◆ **Stated problem**
Copy every line in which the string "type" occurs.

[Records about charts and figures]
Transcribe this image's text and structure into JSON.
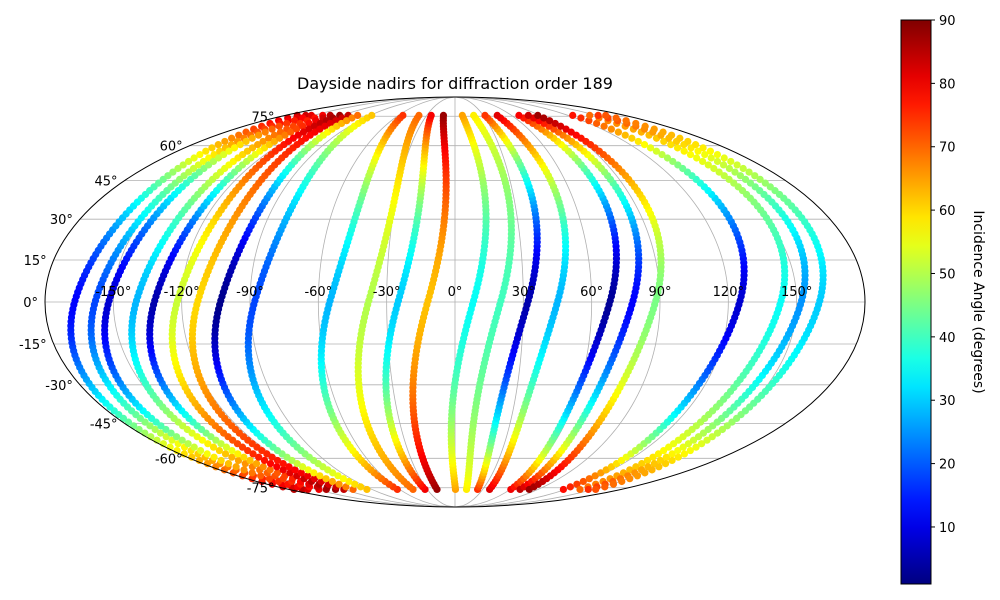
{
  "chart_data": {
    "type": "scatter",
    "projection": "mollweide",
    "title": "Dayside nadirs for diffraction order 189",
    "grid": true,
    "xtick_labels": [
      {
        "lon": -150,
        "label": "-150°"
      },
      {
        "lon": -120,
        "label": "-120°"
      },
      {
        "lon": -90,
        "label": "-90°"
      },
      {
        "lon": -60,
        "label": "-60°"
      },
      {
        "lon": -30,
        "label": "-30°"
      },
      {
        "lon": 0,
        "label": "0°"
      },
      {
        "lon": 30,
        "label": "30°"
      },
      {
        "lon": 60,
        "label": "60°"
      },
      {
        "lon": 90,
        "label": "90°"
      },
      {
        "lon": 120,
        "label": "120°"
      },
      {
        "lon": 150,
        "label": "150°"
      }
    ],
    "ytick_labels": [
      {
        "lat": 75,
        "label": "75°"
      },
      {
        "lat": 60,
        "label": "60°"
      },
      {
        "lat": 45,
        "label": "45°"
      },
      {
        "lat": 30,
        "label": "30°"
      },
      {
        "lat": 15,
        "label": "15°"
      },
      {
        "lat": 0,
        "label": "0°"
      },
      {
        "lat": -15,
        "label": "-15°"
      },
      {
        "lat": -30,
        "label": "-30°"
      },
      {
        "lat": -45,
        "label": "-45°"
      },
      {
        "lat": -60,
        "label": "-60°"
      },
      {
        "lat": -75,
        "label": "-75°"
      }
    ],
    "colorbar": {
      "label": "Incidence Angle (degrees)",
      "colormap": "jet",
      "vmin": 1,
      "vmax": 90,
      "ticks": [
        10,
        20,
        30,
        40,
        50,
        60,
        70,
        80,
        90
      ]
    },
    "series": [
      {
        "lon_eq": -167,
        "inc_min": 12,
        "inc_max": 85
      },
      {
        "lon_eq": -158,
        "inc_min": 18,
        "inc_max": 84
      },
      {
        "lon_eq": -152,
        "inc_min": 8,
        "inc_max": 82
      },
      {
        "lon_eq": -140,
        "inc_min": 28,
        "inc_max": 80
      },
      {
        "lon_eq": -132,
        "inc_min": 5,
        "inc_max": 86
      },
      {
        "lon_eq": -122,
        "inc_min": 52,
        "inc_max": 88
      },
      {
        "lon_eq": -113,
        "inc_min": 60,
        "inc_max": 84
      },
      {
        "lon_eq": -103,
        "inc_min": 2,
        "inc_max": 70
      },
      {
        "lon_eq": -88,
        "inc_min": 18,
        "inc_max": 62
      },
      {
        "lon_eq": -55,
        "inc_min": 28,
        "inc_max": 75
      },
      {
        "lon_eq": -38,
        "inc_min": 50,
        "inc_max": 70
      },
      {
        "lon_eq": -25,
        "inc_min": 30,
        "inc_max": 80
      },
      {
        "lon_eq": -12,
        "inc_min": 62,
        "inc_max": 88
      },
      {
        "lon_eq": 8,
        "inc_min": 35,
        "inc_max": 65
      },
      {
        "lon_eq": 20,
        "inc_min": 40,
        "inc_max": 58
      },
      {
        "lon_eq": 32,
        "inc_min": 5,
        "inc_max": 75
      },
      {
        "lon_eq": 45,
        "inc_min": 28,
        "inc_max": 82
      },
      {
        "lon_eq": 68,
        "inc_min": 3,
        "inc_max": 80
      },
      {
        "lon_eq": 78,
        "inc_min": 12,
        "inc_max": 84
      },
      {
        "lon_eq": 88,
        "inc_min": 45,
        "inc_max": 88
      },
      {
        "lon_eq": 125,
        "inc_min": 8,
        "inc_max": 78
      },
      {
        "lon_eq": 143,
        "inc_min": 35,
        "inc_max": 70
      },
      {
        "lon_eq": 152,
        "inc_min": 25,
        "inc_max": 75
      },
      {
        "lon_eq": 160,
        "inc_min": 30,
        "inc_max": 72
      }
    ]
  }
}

...

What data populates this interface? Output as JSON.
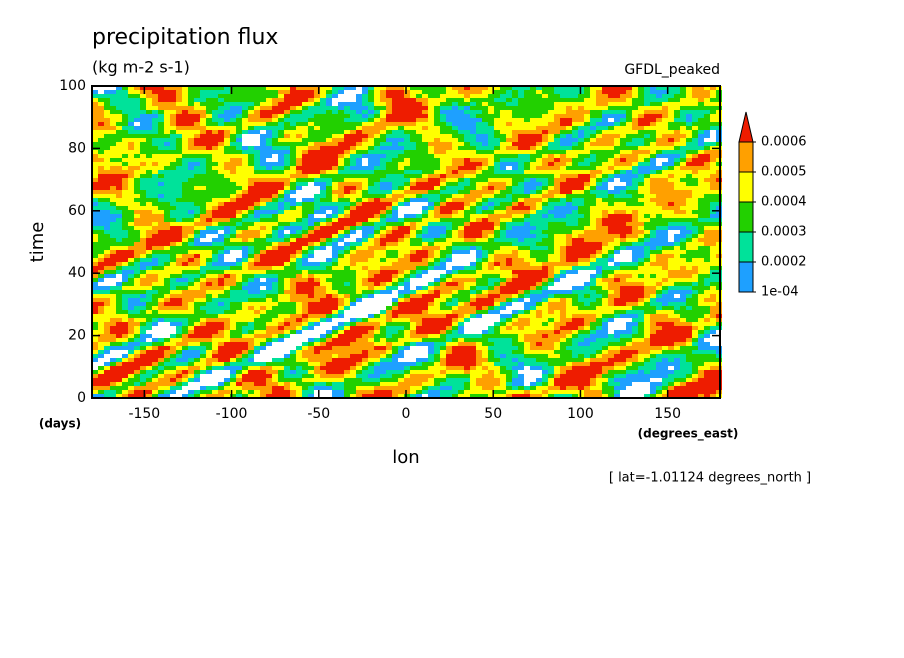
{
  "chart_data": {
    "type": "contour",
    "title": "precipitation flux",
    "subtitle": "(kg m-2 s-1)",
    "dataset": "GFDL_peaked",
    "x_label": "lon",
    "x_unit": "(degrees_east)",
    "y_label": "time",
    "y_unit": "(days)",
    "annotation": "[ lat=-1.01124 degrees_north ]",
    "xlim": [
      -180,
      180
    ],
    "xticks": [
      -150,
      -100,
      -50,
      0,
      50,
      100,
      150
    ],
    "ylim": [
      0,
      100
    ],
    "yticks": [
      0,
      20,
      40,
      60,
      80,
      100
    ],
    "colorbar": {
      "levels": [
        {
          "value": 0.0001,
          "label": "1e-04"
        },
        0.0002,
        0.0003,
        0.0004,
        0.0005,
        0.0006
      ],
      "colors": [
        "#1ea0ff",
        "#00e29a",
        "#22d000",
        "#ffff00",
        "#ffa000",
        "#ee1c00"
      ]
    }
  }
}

==

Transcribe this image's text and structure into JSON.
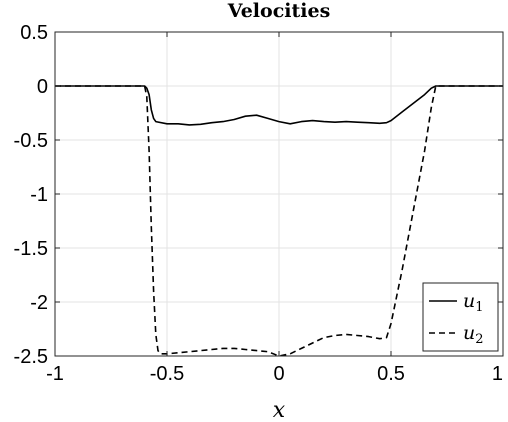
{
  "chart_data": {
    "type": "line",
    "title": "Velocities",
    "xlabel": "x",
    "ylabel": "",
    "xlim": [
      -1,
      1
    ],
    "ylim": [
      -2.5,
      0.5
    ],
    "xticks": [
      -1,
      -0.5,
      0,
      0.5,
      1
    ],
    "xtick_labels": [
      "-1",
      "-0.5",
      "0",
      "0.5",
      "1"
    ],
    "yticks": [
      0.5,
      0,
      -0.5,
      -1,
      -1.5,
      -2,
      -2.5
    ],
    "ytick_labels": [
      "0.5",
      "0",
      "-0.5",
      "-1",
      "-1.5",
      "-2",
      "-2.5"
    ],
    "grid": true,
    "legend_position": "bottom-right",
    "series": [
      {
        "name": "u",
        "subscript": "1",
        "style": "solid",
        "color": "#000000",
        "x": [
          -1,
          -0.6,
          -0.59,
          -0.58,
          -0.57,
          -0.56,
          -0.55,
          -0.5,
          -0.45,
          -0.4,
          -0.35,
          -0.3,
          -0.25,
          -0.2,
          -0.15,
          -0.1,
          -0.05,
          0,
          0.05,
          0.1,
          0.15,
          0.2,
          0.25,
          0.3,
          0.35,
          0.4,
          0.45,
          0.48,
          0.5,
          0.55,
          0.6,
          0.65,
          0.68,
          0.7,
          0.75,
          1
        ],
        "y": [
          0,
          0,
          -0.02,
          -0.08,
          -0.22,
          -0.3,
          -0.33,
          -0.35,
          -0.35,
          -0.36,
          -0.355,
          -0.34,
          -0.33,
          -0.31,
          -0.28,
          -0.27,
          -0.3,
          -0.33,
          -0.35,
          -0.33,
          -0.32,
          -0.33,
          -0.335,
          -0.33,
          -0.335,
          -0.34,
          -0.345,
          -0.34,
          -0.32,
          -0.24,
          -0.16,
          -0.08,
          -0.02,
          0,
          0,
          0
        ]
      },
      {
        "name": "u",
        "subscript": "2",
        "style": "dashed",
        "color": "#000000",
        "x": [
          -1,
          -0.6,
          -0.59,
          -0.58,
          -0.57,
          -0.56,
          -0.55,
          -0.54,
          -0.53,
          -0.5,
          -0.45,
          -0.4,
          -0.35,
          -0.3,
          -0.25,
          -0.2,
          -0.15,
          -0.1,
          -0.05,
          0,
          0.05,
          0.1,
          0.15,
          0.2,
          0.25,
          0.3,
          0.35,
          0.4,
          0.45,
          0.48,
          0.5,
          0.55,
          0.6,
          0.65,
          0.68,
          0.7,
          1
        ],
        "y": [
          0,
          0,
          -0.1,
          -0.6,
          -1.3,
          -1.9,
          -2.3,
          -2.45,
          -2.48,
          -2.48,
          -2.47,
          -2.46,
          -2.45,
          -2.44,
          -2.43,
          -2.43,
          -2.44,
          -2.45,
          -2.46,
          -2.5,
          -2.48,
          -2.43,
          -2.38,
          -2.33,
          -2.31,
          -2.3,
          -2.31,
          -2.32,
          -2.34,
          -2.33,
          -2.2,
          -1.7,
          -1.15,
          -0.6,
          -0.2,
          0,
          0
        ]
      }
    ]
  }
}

◆ **Result of the task**
    "type": "scatter",
    "type": "contour",
    "type": "line",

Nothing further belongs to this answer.